*Objective*. Pick out every line holding the string "frac" and copy it.

*Information shown*.
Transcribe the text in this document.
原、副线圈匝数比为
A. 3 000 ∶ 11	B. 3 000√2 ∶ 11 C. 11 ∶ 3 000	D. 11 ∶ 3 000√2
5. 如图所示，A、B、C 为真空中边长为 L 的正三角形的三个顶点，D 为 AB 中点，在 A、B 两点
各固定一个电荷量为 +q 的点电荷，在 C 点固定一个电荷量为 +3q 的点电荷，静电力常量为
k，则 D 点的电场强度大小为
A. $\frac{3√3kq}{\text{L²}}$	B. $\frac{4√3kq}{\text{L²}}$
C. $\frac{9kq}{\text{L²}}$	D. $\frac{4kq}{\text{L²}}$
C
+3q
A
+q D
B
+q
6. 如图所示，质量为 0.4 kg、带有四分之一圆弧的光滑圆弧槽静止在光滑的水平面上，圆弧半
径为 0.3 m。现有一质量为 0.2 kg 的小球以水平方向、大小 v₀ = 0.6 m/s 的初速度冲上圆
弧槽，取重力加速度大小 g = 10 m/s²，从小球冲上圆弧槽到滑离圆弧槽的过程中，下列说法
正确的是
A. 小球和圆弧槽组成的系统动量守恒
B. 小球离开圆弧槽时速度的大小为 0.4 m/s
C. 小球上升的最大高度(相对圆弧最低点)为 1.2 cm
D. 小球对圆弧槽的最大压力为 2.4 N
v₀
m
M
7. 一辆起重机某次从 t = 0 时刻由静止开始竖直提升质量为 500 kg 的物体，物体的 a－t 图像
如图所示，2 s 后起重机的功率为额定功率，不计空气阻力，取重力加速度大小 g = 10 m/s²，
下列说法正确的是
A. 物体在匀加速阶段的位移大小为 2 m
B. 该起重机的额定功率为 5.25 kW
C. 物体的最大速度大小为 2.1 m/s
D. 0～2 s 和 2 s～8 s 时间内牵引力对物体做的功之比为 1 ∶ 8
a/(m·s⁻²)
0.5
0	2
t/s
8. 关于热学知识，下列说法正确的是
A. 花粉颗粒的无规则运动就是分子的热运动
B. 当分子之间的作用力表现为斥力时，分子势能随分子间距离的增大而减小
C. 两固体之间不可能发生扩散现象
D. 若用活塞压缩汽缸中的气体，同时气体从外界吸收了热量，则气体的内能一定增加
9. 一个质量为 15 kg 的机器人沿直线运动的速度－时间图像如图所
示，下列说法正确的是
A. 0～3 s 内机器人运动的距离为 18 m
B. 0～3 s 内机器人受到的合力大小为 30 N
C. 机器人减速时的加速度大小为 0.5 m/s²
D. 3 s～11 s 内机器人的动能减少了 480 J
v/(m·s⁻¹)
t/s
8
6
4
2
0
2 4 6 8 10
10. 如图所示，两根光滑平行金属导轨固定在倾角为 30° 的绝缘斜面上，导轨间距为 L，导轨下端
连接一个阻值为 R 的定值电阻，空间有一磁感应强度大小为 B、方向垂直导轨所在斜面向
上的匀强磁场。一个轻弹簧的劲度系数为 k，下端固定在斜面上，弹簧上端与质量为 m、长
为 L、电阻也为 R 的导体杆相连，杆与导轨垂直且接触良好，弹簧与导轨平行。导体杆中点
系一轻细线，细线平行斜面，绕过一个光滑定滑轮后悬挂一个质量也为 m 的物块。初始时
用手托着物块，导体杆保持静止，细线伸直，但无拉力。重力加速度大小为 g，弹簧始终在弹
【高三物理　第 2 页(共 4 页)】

*Task solution*.
A. $\frac{3√3kq}{\text{L²}}$	B. $\frac{4√3kq}{\text{L²}}$
C. $\frac{9kq}{\text{L²}}$	D. $\frac{4kq}{\text{L²}}$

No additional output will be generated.